● SET EXERCISE
Identify every line containing the word "Bugs" and reproduce each one.

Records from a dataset
__________________________________________________
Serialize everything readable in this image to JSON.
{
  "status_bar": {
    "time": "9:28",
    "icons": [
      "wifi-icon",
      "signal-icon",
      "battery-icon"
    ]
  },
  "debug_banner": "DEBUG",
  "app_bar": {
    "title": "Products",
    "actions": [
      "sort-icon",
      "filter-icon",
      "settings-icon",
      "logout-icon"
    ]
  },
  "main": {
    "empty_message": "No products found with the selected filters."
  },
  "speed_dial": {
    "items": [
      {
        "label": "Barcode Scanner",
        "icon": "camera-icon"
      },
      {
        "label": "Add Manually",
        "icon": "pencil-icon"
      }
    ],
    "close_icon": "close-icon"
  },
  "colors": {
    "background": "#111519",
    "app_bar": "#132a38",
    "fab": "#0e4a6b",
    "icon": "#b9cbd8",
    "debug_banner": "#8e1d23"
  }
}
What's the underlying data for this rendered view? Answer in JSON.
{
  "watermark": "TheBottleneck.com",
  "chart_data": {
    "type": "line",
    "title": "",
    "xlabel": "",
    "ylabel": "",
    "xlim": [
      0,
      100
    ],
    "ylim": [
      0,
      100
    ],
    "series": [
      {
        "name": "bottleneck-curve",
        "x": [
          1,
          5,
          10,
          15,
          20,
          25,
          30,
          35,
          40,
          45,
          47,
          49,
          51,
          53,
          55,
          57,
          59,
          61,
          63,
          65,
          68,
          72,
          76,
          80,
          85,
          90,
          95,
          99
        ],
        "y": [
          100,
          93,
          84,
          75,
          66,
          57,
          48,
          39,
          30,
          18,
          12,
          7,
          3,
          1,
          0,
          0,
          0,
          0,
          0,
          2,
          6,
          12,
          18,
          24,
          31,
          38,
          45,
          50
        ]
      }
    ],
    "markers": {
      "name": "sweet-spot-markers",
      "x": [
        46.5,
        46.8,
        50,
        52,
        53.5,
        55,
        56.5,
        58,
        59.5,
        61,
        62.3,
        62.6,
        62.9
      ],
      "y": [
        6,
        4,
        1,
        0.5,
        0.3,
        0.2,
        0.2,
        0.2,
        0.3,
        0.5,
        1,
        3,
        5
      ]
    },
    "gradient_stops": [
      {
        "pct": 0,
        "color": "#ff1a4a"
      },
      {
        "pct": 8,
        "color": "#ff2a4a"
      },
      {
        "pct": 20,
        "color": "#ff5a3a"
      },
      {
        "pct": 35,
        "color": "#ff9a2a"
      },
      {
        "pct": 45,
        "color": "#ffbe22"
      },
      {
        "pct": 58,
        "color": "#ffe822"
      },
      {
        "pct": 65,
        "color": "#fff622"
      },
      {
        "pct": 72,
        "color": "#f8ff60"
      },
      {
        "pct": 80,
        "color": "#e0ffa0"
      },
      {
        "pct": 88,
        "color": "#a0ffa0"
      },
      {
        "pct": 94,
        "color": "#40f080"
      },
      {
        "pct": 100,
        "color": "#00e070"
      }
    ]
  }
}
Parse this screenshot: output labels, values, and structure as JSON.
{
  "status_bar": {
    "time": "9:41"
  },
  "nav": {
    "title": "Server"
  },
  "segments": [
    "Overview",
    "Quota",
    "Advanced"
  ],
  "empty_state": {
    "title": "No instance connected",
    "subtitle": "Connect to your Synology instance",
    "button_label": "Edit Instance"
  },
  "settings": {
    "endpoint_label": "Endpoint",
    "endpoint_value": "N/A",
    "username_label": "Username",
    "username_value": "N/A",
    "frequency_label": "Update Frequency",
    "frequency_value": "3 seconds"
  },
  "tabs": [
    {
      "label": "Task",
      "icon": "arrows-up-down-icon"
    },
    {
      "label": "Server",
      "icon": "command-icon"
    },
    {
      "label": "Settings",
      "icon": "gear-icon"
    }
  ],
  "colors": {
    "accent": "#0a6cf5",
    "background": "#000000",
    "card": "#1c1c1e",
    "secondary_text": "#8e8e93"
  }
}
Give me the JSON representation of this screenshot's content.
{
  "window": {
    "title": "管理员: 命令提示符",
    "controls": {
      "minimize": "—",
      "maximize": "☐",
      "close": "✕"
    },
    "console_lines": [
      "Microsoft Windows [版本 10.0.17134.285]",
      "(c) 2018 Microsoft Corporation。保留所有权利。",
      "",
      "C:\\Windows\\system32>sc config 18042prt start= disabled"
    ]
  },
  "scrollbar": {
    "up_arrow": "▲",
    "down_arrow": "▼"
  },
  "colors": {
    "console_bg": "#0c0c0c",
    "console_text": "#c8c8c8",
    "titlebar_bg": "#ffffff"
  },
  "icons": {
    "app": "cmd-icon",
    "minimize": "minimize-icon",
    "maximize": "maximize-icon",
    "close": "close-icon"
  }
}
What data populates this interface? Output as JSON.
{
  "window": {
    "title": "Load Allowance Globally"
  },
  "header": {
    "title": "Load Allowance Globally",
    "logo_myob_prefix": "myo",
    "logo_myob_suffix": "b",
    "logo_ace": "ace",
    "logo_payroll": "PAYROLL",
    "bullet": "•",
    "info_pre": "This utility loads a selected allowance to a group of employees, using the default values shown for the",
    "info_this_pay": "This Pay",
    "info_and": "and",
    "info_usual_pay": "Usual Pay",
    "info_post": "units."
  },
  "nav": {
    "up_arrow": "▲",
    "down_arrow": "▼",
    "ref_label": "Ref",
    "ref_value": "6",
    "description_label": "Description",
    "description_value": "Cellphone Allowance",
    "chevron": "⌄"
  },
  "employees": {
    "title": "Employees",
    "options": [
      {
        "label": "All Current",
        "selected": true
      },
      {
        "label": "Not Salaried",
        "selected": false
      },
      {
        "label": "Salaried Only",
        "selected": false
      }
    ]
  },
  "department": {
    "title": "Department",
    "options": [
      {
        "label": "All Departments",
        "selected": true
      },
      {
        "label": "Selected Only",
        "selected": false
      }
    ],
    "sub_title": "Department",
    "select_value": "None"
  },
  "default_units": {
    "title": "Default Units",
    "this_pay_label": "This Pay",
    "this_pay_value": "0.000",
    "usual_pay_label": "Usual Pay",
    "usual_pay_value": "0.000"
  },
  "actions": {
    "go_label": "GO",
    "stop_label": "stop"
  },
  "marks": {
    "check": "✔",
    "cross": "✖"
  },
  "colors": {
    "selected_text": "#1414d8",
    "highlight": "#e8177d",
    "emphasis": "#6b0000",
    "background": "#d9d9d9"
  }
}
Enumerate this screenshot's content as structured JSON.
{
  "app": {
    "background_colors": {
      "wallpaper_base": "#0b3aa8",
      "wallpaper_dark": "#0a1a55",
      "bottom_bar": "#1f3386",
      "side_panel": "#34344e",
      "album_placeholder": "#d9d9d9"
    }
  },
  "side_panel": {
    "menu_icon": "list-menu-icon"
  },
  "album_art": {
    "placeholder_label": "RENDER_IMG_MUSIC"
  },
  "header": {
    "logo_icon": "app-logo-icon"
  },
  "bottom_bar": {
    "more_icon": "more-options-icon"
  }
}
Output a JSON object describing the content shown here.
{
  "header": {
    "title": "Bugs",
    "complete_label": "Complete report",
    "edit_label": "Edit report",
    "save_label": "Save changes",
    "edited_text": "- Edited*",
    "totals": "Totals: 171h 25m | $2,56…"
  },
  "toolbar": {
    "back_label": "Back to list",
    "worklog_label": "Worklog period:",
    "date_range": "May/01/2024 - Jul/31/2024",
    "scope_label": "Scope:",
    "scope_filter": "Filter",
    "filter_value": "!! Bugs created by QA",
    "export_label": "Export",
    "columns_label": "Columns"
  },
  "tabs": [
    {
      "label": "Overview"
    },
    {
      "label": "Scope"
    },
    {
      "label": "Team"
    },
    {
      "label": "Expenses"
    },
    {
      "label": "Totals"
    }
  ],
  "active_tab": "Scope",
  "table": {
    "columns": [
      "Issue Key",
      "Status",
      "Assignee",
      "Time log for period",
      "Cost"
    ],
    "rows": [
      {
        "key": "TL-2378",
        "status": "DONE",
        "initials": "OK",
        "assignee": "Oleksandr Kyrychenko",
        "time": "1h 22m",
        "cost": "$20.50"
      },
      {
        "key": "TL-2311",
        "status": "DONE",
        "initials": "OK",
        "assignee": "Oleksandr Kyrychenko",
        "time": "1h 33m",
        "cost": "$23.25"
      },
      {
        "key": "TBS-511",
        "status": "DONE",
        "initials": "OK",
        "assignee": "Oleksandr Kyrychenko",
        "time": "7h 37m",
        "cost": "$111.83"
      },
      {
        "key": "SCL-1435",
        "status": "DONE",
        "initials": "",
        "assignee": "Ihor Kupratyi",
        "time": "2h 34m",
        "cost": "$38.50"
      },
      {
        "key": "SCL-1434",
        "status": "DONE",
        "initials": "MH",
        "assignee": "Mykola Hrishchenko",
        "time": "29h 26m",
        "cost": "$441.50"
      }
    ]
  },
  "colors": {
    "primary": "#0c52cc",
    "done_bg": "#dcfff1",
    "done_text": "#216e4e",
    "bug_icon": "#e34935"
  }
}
__________________________________________________
● FULL OUTPUT
    "title": "Bugs",
    "filter_value": "!! Bugs created by QA",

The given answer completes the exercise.